## Written instruction
The records should be written out in full, with nothing altered.

## Dataset extract
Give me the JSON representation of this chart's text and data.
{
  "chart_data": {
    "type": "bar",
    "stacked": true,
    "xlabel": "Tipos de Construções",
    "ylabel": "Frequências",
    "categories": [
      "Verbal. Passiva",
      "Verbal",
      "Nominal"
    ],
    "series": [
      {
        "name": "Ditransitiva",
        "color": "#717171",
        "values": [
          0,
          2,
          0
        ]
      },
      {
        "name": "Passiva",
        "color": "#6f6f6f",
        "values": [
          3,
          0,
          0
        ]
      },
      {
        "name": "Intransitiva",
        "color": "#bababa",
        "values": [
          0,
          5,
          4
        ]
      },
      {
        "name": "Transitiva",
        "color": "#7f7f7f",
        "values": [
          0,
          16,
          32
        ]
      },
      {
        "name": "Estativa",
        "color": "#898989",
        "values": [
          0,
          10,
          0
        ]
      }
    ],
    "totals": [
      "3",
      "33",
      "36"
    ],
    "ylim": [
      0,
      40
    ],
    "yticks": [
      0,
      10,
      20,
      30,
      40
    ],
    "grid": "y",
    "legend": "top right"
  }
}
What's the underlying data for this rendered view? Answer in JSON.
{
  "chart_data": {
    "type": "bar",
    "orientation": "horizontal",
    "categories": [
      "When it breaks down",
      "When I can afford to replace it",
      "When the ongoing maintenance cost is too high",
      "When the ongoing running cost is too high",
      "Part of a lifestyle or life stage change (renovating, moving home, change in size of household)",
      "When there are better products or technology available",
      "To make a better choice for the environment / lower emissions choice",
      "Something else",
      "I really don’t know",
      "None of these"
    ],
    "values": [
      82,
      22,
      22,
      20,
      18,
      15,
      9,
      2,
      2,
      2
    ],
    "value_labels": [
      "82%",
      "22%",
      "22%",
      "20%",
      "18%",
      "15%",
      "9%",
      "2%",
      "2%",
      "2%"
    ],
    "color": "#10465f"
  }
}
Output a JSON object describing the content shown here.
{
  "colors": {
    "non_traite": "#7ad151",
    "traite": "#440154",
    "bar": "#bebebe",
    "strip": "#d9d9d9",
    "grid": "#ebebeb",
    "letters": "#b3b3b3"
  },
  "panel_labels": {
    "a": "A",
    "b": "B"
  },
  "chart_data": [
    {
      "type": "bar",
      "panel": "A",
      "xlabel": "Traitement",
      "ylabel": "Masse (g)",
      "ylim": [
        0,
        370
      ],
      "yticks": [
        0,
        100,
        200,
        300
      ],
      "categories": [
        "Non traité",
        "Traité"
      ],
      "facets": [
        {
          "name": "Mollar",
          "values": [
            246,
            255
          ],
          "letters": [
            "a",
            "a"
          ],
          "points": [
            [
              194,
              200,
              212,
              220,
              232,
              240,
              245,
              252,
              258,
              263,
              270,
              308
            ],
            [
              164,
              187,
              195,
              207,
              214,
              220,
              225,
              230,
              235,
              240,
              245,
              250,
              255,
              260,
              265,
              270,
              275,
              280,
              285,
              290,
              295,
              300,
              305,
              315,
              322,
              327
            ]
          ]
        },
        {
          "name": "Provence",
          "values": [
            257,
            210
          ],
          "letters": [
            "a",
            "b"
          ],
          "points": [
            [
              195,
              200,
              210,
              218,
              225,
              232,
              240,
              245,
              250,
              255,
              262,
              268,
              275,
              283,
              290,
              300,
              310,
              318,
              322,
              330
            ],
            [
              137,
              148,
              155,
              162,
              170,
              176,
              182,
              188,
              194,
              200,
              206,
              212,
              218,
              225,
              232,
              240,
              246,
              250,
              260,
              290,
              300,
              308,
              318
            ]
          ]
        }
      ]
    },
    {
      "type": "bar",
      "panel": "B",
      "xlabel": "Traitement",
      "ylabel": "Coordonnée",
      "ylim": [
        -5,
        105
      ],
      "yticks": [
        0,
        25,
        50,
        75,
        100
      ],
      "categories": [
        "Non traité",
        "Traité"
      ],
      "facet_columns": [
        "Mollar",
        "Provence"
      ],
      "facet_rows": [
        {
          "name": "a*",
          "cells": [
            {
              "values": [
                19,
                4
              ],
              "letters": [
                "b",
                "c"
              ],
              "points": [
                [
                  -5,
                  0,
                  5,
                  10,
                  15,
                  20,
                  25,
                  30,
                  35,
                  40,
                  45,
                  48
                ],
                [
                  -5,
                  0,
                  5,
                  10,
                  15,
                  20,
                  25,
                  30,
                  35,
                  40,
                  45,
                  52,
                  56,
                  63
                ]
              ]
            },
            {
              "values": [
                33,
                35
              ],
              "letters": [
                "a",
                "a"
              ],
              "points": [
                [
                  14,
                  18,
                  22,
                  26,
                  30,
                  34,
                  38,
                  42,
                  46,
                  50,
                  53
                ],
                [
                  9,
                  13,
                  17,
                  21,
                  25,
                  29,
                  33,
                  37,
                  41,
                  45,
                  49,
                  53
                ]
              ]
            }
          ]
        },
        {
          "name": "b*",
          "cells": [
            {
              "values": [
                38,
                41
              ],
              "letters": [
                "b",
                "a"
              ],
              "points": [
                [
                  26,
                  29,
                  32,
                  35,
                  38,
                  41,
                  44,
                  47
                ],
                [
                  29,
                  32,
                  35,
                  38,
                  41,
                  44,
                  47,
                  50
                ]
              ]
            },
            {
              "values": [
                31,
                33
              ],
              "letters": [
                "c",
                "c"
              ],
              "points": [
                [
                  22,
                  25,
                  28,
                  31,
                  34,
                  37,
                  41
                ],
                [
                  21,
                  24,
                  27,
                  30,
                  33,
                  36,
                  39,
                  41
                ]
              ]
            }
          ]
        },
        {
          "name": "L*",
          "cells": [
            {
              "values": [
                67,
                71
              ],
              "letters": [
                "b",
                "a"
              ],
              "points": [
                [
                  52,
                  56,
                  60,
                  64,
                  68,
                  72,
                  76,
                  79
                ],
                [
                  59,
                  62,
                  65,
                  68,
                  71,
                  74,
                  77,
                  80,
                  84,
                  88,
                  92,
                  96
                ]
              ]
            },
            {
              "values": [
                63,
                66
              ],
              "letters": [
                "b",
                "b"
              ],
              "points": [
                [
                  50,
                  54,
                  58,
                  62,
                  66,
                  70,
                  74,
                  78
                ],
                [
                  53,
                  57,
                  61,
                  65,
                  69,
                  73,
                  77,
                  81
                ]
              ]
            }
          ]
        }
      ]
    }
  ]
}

## Correct response
Give me the JSON representation of this chart's text and data.
{
  "chart_data": {
    "type": "bar",
    "stacked": true,
    "xlabel": "Tipos de Construções",
    "ylabel": "Frequências",
    "categories": [
      "Verbal. Passiva",
      "Verbal",
      "Nominal"
    ],
    "series": [
      {
        "name": "Ditransitiva",
        "color": "#717171",
        "values": [
          0,
          2,
          0
        ]
      },
      {
        "name": "Passiva",
        "color": "#6f6f6f",
        "values": [
          3,
          0,
          0
        ]
      },
      {
        "name": "Intransitiva",
        "color": "#bababa",
        "values": [
          0,
          5,
          4
        ]
      },
      {
        "name": "Transitiva",
        "color": "#7f7f7f",
        "values": [
          0,
          16,
          32
        ]
      },
      {
        "name": "Estativa",
        "color": "#898989",
        "values": [
          0,
          10,
          0
        ]
      }
    ],
    "totals": [
      "3",
      "33",
      "36"
    ],
    "ylim": [
      0,
      40
    ],
    "yticks": [
      0,
      10,
      20,
      30,
      40
    ],
    "grid": "y",
    "legend": "top right"
  }
}
What's the underlying data for this rendered view? Answer in JSON.
{
  "chart_data": {
    "type": "bar",
    "orientation": "horizontal",
    "categories": [
      "When it breaks down",
      "When I can afford to replace it",
      "When the ongoing maintenance cost is too high",
      "When the ongoing running cost is too high",
      "Part of a lifestyle or life stage change (renovating, moving home, change in size of household)",
      "When there are better products or technology available",
      "To make a better choice for the environment / lower emissions choice",
      "Something else",
      "I really don’t know",
      "None of these"
    ],
    "values": [
      82,
      22,
      22,
      20,
      18,
      15,
      9,
      2,
      2,
      2
    ],
    "value_labels": [
      "82%",
      "22%",
      "22%",
      "20%",
      "18%",
      "15%",
      "9%",
      "2%",
      "2%",
      "2%"
    ],
    "color": "#10465f"
  }
}
Output a JSON object describing the content shown here.
{
  "colors": {
    "non_traite": "#7ad151",
    "traite": "#440154",
    "bar": "#bebebe",
    "strip": "#d9d9d9",
    "grid": "#ebebeb",
    "letters": "#b3b3b3"
  },
  "panel_labels": {
    "a": "A",
    "b": "B"
  },
  "chart_data": [
    {
      "type": "bar",
      "panel": "A",
      "xlabel": "Traitement",
      "ylabel": "Masse (g)",
      "ylim": [
        0,
        370
      ],
      "yticks": [
        0,
        100,
        200,
        300
      ],
      "categories": [
        "Non traité",
        "Traité"
      ],
      "facets": [
        {
          "name": "Mollar",
          "values": [
            246,
            255
          ],
          "letters": [
            "a",
            "a"
          ],
          "points": [
            [
              194,
              200,
              212,
              220,
              232,
              240,
              245,
              252,
              258,
              263,
              270,
              308
            ],
            [
              164,
              187,
              195,
              207,
              214,
              220,
              225,
              230,
              235,
              240,
              245,
              250,
              255,
              260,
              265,
              270,
              275,
              280,
              285,
              290,
              295,
              300,
              305,
              315,
              322,
              327
            ]
          ]
        },
        {
          "name": "Provence",
          "values": [
            257,
            210
          ],
          "letters": [
            "a",
            "b"
          ],
          "points": [
            [
              195,
              200,
              210,
              218,
              225,
              232,
              240,
              245,
              250,
              255,
              262,
              268,
              275,
              283,
              290,
              300,
              310,
              318,
              322,
              330
            ],
            [
              137,
              148,
              155,
              162,
              170,
              176,
              182,
              188,
              194,
              200,
              206,
              212,
              218,
              225,
              232,
              240,
              246,
              250,
              260,
              290,
              300,
              308,
              318
            ]
          ]
        }
      ]
    },
    {
      "type": "bar",
      "panel": "B",
      "xlabel": "Traitement",
      "ylabel": "Coordonnée",
      "ylim": [
        -5,
        105
      ],
      "yticks": [
        0,
        25,
        50,
        75,
        100
      ],
      "categories": [
        "Non traité",
        "Traité"
      ],
      "facet_columns": [
        "Mollar",
        "Provence"
      ],
      "facet_rows": [
        {
          "name": "a*",
          "cells": [
            {
              "values": [
                19,
                4
              ],
              "letters": [
                "b",
                "c"
              ],
              "points": [
                [
                  -5,
                  0,
                  5,
                  10,
                  15,
                  20,
                  25,
                  30,
                  35,
                  40,
                  45,
                  48
                ],
                [
                  -5,
                  0,
                  5,
                  10,
                  15,
                  20,
                  25,
                  30,
                  35,
                  40,
                  45,
                  52,
                  56,
                  63
                ]
              ]
            },
            {
              "values": [
                33,
                35
              ],
              "letters": [
                "a",
                "a"
              ],
              "points": [
                [
                  14,
                  18,
                  22,
                  26,
                  30,
                  34,
                  38,
                  42,
                  46,
                  50,
                  53
                ],
                [
                  9,
                  13,
                  17,
                  21,
                  25,
                  29,
                  33,
                  37,
                  41,
                  45,
                  49,
                  53
                ]
              ]
            }
          ]
        },
        {
          "name": "b*",
          "cells": [
            {
              "values": [
                38,
                41
              ],
              "letters": [
                "b",
                "a"
              ],
              "points": [
                [
                  26,
                  29,
                  32,
                  35,
                  38,
                  41,
                  44,
                  47
                ],
                [
                  29,
                  32,
                  35,
                  38,
                  41,
                  44,
                  47,
                  50
                ]
              ]
            },
            {
              "values": [
                31,
                33
              ],
              "letters": [
                "c",
                "c"
              ],
              "points": [
                [
                  22,
                  25,
                  28,
                  31,
                  34,
                  37,
                  41
                ],
                [
                  21,
                  24,
                  27,
                  30,
                  33,
                  36,
                  39,
                  41
                ]
              ]
            }
          ]
        },
        {
          "name": "L*",
          "cells": [
            {
              "values": [
                67,
                71
              ],
              "letters": [
                "b",
                "a"
              ],
              "points": [
                [
                  52,
                  56,
                  60,
                  64,
                  68,
                  72,
                  76,
                  79
                ],
                [
                  59,
                  62,
                  65,
                  68,
                  71,
                  74,
                  77,
                  80,
                  84,
                  88,
                  92,
                  96
                ]
              ]
            },
            {
              "values": [
                63,
                66
              ],
              "letters": [
                "b",
                "b"
              ],
              "points": [
                [
                  50,
                  54,
                  58,
                  62,
                  66,
                  70,
                  74,
                  78
                ],
                [
                  53,
                  57,
                  61,
                  65,
                  69,
                  73,
                  77,
                  81
                ]
              ]
            }
          ]
        }
      ]
    }
  ]
}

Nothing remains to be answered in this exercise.